Requirements =
Carry none of the pictures over; write out the complete data exactly.

Provided material =
== == ==
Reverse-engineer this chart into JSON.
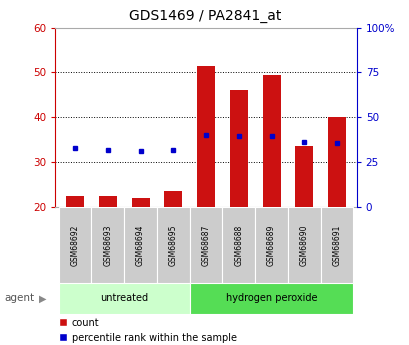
{
  "title": "GDS1469 / PA2841_at",
  "samples": [
    "GSM68692",
    "GSM68693",
    "GSM68694",
    "GSM68695",
    "GSM68687",
    "GSM68688",
    "GSM68689",
    "GSM68690",
    "GSM68691"
  ],
  "counts": [
    22.5,
    22.5,
    22.0,
    23.5,
    51.5,
    46.0,
    49.5,
    33.5,
    40.0
  ],
  "percentiles": [
    33.0,
    31.5,
    31.0,
    31.5,
    40.0,
    39.5,
    39.5,
    36.5,
    35.5
  ],
  "bar_color": "#cc1111",
  "dot_color": "#0000cc",
  "ylim_left": [
    20,
    60
  ],
  "ylim_right": [
    0,
    100
  ],
  "yticks_left": [
    20,
    30,
    40,
    50,
    60
  ],
  "yticks_right": [
    0,
    25,
    50,
    75,
    100
  ],
  "ytick_labels_right": [
    "0",
    "25",
    "50",
    "75",
    "100%"
  ],
  "bar_bottom": 20,
  "tick_color_left": "#cc0000",
  "tick_color_right": "#0000cc",
  "agent_label": "agent",
  "legend_count_label": "count",
  "legend_percentile_label": "percentile rank within the sample",
  "untreated_color": "#ccffcc",
  "h2o2_color": "#55dd55",
  "sample_bg_color": "#cccccc",
  "figsize": [
    4.1,
    3.45
  ],
  "dpi": 100
}
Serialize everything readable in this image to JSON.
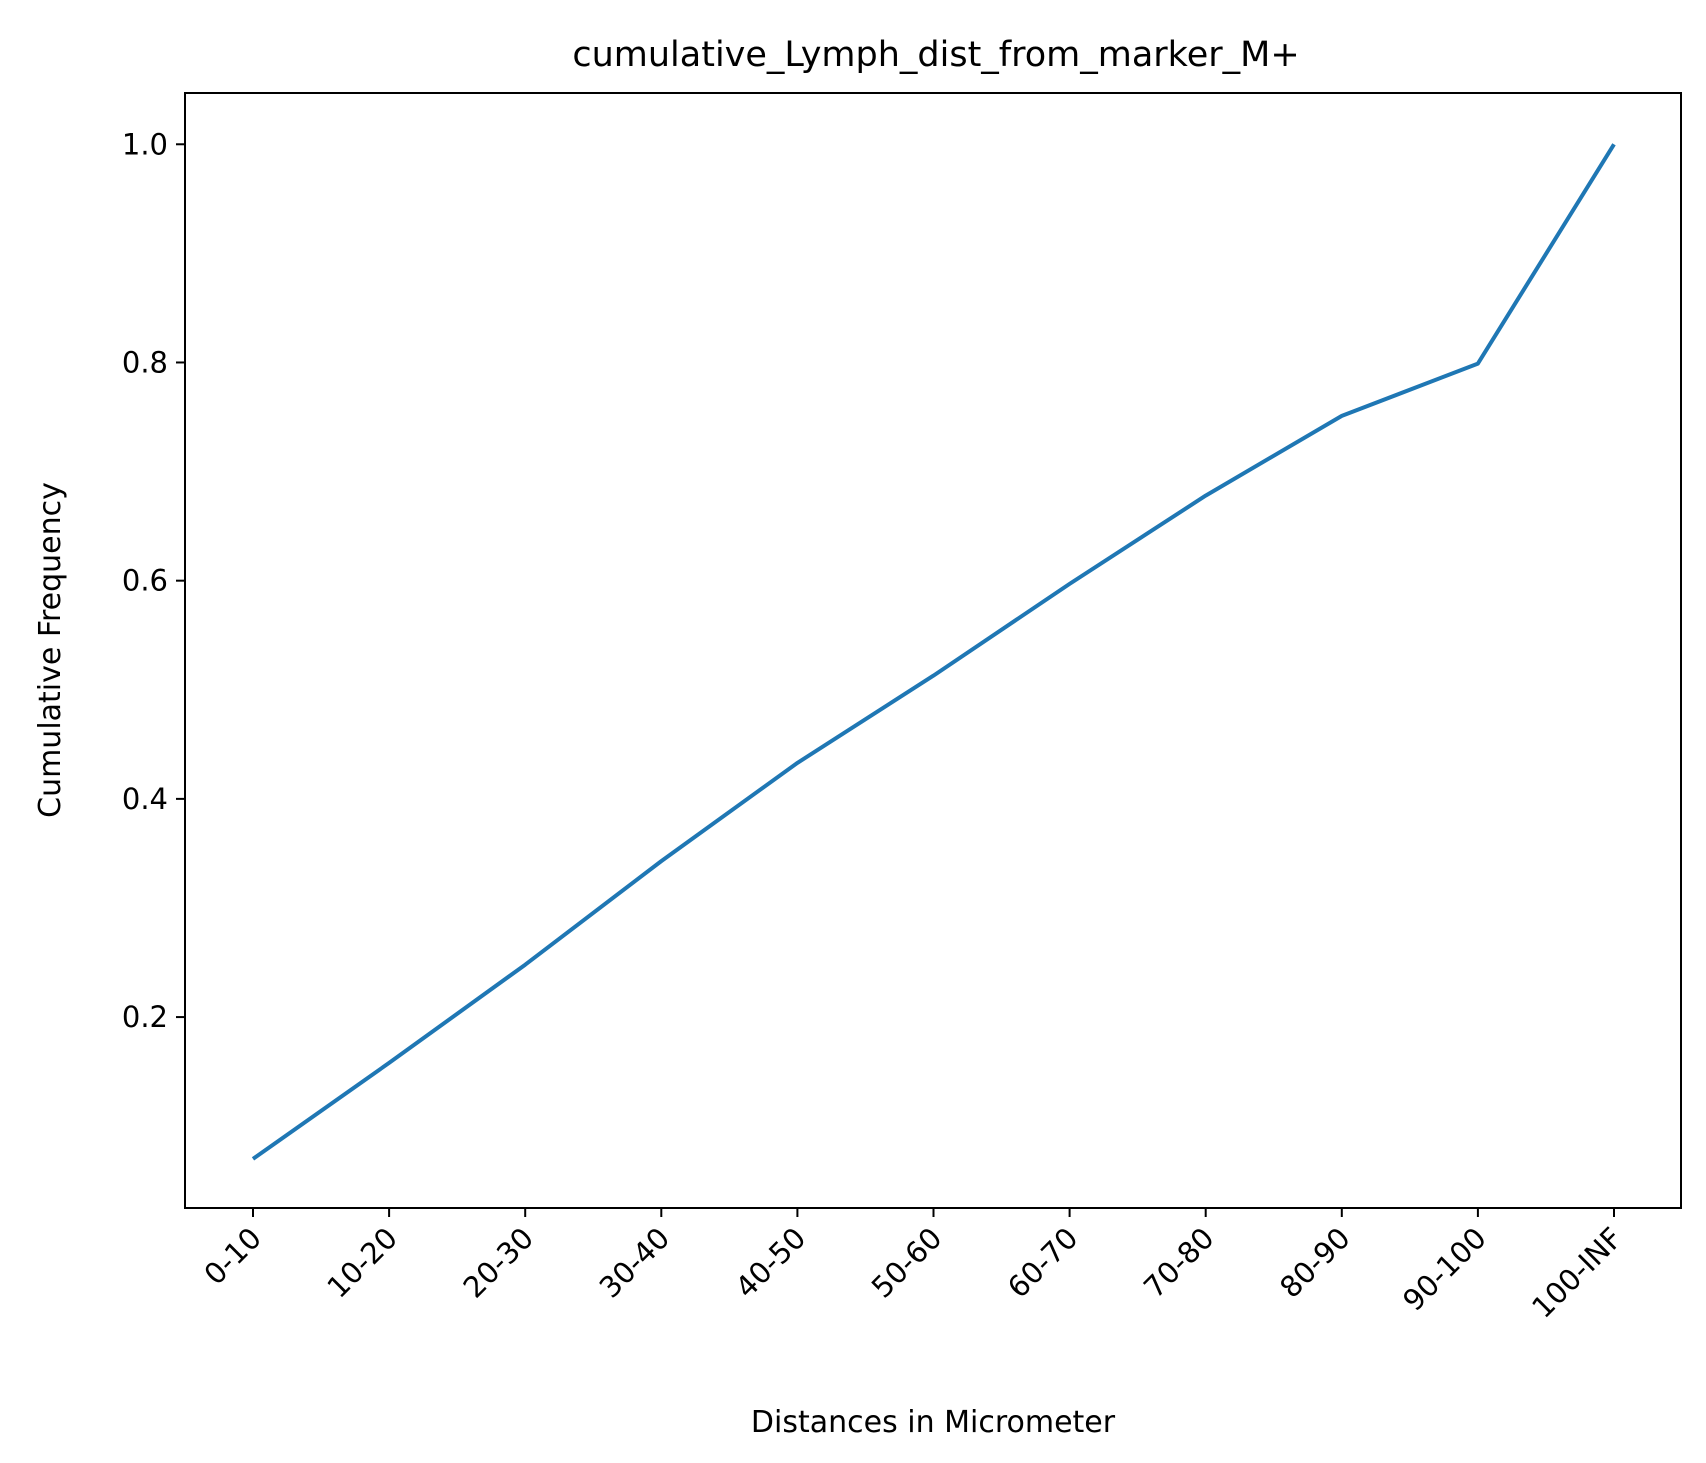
{
  "chart_data": {
    "type": "line",
    "title": "cumulative_Lymph_dist_from_marker_M+",
    "xlabel": "Distances in Micrometer",
    "ylabel": "Cumulative Frequency",
    "categories": [
      "0-10",
      "10-20",
      "20-30",
      "30-40",
      "40-50",
      "50-60",
      "60-70",
      "70-80",
      "80-90",
      "90-100",
      "100-INF"
    ],
    "series": [
      {
        "values": [
          0.07,
          0.158,
          0.248,
          0.343,
          0.433,
          0.513,
          0.597,
          0.678,
          0.751,
          0.799,
          1.0
        ],
        "color": "#1f77b4"
      }
    ],
    "ylim": [
      0.025,
      1.047
    ],
    "yticks": [
      0.2,
      0.4,
      0.6,
      0.8,
      1.0
    ],
    "ytick_labels": [
      "0.2",
      "0.4",
      "0.6",
      "0.8",
      "1.0"
    ],
    "xtick_rotation": 45,
    "grid": false,
    "legend": "none"
  }
}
== == ==
The result =
Reverse-engineer this chart into JSON.
{
  "title": "GDS1469 / PA2841_at",
  "samples": [
    "GSM68692",
    "GSM68693",
    "GSM68694",
    "GSM68695",
    "GSM68687",
    "GSM68688",
    "GSM68689",
    "GSM68690",
    "GSM68691"
  ],
  "counts": [
    22.5,
    22.5,
    22.0,
    23.5,
    51.5,
    46.0,
    49.5,
    33.5,
    40.0
  ],
  "percentiles": [
    33.0,
    31.5,
    31.0,
    31.5,
    40.0,
    39.5,
    39.5,
    36.5,
    35.5
  ],
  "bar_color": "#cc1111",
  "dot_color": "#0000cc",
  "ylim_left": [
    20,
    60
  ],
  "ylim_right": [
    0,
    100
  ],
  "yticks_left": [
    20,
    30,
    40,
    50,
    60
  ],
  "yticks_right": [
    0,
    25,
    50,
    75,
    100
  ],
  "ytick_labels_right": [
    "0",
    "25",
    "50",
    "75",
    "100%"
  ],
  "bar_bottom": 20,
  "tick_color_left": "#cc0000",
  "tick_color_right": "#0000cc",
  "agent_label": "agent",
  "legend_count_label": "count",
  "legend_percentile_label": "percentile rank within the sample",
  "untreated_color": "#ccffcc",
  "h2o2_color": "#55dd55",
  "sample_bg_color": "#cccccc",
  "figsize": [
    4.1,
    3.45
  ],
  "dpi": 100
}
Serialize everything readable in this image to JSON.
{
  "chart_data": {
    "type": "line",
    "title": "cumulative_Lymph_dist_from_marker_M+",
    "xlabel": "Distances in Micrometer",
    "ylabel": "Cumulative Frequency",
    "categories": [
      "0-10",
      "10-20",
      "20-30",
      "30-40",
      "40-50",
      "50-60",
      "60-70",
      "70-80",
      "80-90",
      "90-100",
      "100-INF"
    ],
    "series": [
      {
        "values": [
          0.07,
          0.158,
          0.248,
          0.343,
          0.433,
          0.513,
          0.597,
          0.678,
          0.751,
          0.799,
          1.0
        ],
        "color": "#1f77b4"
      }
    ],
    "ylim": [
      0.025,
      1.047
    ],
    "yticks": [
      0.2,
      0.4,
      0.6,
      0.8,
      1.0
    ],
    "ytick_labels": [
      "0.2",
      "0.4",
      "0.6",
      "0.8",
      "1.0"
    ],
    "xtick_rotation": 45,
    "grid": false,
    "legend": "none"
  }
}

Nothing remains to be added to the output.